Dati forniti
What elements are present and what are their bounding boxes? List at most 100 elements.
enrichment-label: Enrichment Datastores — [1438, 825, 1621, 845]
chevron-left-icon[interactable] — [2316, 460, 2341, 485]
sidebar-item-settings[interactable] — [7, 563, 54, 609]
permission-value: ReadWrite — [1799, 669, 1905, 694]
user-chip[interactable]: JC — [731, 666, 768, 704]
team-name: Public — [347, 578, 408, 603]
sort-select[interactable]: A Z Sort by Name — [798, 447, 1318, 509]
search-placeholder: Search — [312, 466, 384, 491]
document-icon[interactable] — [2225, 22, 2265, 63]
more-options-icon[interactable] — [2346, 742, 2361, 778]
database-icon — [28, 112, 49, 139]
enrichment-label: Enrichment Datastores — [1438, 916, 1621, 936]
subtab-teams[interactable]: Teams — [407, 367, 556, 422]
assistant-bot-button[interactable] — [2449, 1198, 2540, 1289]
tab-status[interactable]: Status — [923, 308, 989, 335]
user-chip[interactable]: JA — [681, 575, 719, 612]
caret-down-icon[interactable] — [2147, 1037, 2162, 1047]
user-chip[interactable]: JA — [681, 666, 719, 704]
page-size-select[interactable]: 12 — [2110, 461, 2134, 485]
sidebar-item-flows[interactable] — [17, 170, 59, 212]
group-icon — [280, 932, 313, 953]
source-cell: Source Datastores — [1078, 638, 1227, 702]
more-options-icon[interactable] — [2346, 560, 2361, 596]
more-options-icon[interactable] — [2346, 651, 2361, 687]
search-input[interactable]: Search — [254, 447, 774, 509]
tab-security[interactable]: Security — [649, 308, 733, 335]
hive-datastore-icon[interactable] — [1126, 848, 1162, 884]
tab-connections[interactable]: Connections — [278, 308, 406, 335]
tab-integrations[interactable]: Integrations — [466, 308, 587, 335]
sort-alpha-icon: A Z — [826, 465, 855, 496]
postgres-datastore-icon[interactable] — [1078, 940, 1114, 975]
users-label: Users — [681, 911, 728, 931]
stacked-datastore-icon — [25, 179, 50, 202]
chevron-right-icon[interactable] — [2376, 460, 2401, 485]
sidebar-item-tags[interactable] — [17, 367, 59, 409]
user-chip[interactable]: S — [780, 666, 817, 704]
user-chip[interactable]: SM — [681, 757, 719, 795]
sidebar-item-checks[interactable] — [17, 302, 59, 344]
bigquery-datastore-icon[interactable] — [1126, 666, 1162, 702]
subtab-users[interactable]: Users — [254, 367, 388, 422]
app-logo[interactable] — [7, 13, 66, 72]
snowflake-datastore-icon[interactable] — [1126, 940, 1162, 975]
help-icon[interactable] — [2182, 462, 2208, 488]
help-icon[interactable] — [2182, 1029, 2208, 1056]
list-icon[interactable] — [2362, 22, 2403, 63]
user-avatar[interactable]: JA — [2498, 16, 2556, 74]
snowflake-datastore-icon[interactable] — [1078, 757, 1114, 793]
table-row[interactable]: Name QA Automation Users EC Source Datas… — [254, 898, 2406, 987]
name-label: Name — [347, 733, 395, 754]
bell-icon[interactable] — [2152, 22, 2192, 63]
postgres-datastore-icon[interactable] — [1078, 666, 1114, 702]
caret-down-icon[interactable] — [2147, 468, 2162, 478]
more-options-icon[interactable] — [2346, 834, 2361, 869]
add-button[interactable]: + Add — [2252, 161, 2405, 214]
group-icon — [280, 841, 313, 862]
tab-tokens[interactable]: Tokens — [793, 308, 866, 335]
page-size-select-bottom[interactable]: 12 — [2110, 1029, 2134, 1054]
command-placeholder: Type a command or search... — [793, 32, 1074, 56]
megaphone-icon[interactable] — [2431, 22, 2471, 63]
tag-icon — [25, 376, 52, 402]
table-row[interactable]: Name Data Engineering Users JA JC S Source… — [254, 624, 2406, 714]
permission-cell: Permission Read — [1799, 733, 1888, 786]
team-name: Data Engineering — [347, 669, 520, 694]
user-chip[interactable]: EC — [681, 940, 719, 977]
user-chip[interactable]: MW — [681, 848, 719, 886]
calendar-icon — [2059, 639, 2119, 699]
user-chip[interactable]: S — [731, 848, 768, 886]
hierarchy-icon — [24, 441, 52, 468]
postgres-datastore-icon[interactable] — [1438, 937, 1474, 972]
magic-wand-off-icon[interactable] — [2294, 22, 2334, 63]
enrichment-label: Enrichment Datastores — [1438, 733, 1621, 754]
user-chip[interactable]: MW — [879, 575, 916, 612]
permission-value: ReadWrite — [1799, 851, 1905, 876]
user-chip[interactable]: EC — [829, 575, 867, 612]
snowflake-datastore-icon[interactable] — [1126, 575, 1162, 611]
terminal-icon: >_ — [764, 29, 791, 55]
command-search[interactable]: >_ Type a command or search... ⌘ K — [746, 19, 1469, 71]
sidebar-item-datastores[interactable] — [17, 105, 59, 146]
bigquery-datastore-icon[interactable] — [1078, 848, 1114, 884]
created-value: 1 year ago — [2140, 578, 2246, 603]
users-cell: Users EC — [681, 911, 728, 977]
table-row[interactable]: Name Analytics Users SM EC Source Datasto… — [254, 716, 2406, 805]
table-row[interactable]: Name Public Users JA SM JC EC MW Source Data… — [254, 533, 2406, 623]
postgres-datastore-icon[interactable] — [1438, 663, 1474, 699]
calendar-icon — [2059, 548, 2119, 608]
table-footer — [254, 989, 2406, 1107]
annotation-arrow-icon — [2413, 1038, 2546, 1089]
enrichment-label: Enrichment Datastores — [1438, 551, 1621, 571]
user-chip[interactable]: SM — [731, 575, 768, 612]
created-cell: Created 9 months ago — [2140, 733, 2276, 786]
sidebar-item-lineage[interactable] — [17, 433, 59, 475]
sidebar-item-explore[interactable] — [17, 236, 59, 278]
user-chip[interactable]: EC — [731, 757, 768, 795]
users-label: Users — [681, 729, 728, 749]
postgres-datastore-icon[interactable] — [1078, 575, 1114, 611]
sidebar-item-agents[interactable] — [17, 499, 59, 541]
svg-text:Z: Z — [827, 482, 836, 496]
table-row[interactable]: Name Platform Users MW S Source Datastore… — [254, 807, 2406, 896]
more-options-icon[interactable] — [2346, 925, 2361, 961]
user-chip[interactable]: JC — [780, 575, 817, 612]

Da fare
Riporta tutte le voci qui sopra, riga per riga e senza alcuna modifica.

Soluzione
What elements are present and what are their bounding boxes? List at most 100 elements.
enrichment-label: Enrichment Datastores — [1438, 825, 1621, 845]
chevron-left-icon[interactable] — [2316, 460, 2341, 485]
sidebar-item-settings[interactable] — [7, 563, 54, 609]
permission-value: ReadWrite — [1799, 669, 1905, 694]
user-chip[interactable]: JC — [731, 666, 768, 704]
team-name: Public — [347, 578, 408, 603]
sort-select[interactable]: A Z Sort by Name — [798, 447, 1318, 509]
search-placeholder: Search — [312, 466, 384, 491]
document-icon[interactable] — [2225, 22, 2265, 63]
more-options-icon[interactable] — [2346, 742, 2361, 778]
database-icon — [28, 112, 49, 139]
enrichment-label: Enrichment Datastores — [1438, 916, 1621, 936]
subtab-teams[interactable]: Teams — [407, 367, 556, 422]
assistant-bot-button[interactable] — [2449, 1198, 2540, 1289]
tab-status[interactable]: Status — [923, 308, 989, 335]
user-chip[interactable]: JA — [681, 575, 719, 612]
caret-down-icon[interactable] — [2147, 1037, 2162, 1047]
user-chip[interactable]: JA — [681, 666, 719, 704]
page-size-select[interactable]: 12 — [2110, 461, 2134, 485]
sidebar-item-flows[interactable] — [17, 170, 59, 212]
group-icon — [280, 932, 313, 953]
source-cell: Source Datastores — [1078, 638, 1227, 702]
more-options-icon[interactable] — [2346, 560, 2361, 596]
more-options-icon[interactable] — [2346, 651, 2361, 687]
search-input[interactable]: Search — [254, 447, 774, 509]
tab-security[interactable]: Security — [649, 308, 733, 335]
hive-datastore-icon[interactable] — [1126, 848, 1162, 884]
tab-connections[interactable]: Connections — [278, 308, 406, 335]
tab-integrations[interactable]: Integrations — [466, 308, 587, 335]
sort-alpha-icon: A Z — [826, 465, 855, 496]
postgres-datastore-icon[interactable] — [1078, 940, 1114, 975]
users-label: Users — [681, 911, 728, 931]
stacked-datastore-icon — [25, 179, 50, 202]
chevron-right-icon[interactable] — [2376, 460, 2401, 485]
sidebar-item-tags[interactable] — [17, 367, 59, 409]
user-chip[interactable]: S — [780, 666, 817, 704]
user-chip[interactable]: SM — [681, 757, 719, 795]
sidebar-item-checks[interactable] — [17, 302, 59, 344]
bigquery-datastore-icon[interactable] — [1126, 666, 1162, 702]
subtab-users[interactable]: Users — [254, 367, 388, 422]
app-logo[interactable] — [7, 13, 66, 72]
snowflake-datastore-icon[interactable] — [1126, 940, 1162, 975]
help-icon[interactable] — [2182, 462, 2208, 488]
help-icon[interactable] — [2182, 1029, 2208, 1056]
list-icon[interactable] — [2362, 22, 2403, 63]
user-avatar[interactable]: JA — [2498, 16, 2556, 74]
snowflake-datastore-icon[interactable] — [1078, 757, 1114, 793]
table-row[interactable]: Name QA Automation Users EC Source Datas… — [254, 898, 2406, 987]
name-label: Name — [347, 733, 395, 754]
bell-icon[interactable] — [2152, 22, 2192, 63]
postgres-datastore-icon[interactable] — [1078, 666, 1114, 702]
caret-down-icon[interactable] — [2147, 468, 2162, 478]
more-options-icon[interactable] — [2346, 834, 2361, 869]
add-button[interactable]: + Add — [2252, 161, 2405, 214]
group-icon — [280, 841, 313, 862]
tab-tokens[interactable]: Tokens — [793, 308, 866, 335]
page-size-select-bottom[interactable]: 12 — [2110, 1029, 2134, 1054]
command-placeholder: Type a command or search... — [793, 32, 1074, 56]
megaphone-icon[interactable] — [2431, 22, 2471, 63]
tag-icon — [25, 376, 52, 402]
table-row[interactable]: Name Data Engineering Users JA JC S Source… — [254, 624, 2406, 714]
permission-cell: Permission Read — [1799, 733, 1888, 786]
team-name: Data Engineering — [347, 669, 520, 694]
user-chip[interactable]: EC — [681, 940, 719, 977]
user-chip[interactable]: MW — [681, 848, 719, 886]
calendar-icon — [2059, 639, 2119, 699]
user-chip[interactable]: S — [731, 848, 768, 886]
hierarchy-icon — [24, 441, 52, 468]
postgres-datastore-icon[interactable] — [1438, 937, 1474, 972]
magic-wand-off-icon[interactable] — [2294, 22, 2334, 63]
enrichment-label: Enrichment Datastores — [1438, 733, 1621, 754]
user-chip[interactable]: MW — [879, 575, 916, 612]
permission-value: ReadWrite — [1799, 851, 1905, 876]
user-chip[interactable]: EC — [829, 575, 867, 612]
snowflake-datastore-icon[interactable] — [1126, 575, 1162, 611]
terminal-icon: >_ — [764, 29, 791, 55]
command-search[interactable]: >_ Type a command or search... ⌘ K — [746, 19, 1469, 71]
sidebar-item-datastores[interactable] — [17, 105, 59, 146]
bigquery-datastore-icon[interactable] — [1078, 848, 1114, 884]
created-value: 1 year ago — [2140, 578, 2246, 603]
users-cell: Users EC — [681, 911, 728, 977]
table-row[interactable]: Name Analytics Users SM EC Source Datasto… — [254, 716, 2406, 805]
table-row[interactable]: Name Public Users JA SM JC EC MW Source Data… — [254, 533, 2406, 623]
postgres-datastore-icon[interactable] — [1438, 663, 1474, 699]
calendar-icon — [2059, 548, 2119, 608]
table-footer — [254, 989, 2406, 1107]
annotation-arrow-icon — [2413, 1038, 2546, 1089]
enrichment-label: Enrichment Datastores — [1438, 551, 1621, 571]
user-chip[interactable]: SM — [731, 575, 768, 612]
created-cell: Created 9 months ago — [2140, 733, 2276, 786]
sidebar-item-lineage[interactable] — [17, 433, 59, 475]
sidebar-item-explore[interactable] — [17, 236, 59, 278]
user-chip[interactable]: EC — [731, 757, 768, 795]
users-label: Users — [681, 729, 728, 749]
postgres-datastore-icon[interactable] — [1078, 575, 1114, 611]
sidebar-item-agents[interactable] — [17, 499, 59, 541]
svg-text:Z: Z — [827, 482, 836, 496]
table-row[interactable]: Name Platform Users MW S Source Datastore… — [254, 807, 2406, 896]
more-options-icon[interactable] — [2346, 925, 2361, 961]
user-chip[interactable]: JC — [780, 575, 817, 612]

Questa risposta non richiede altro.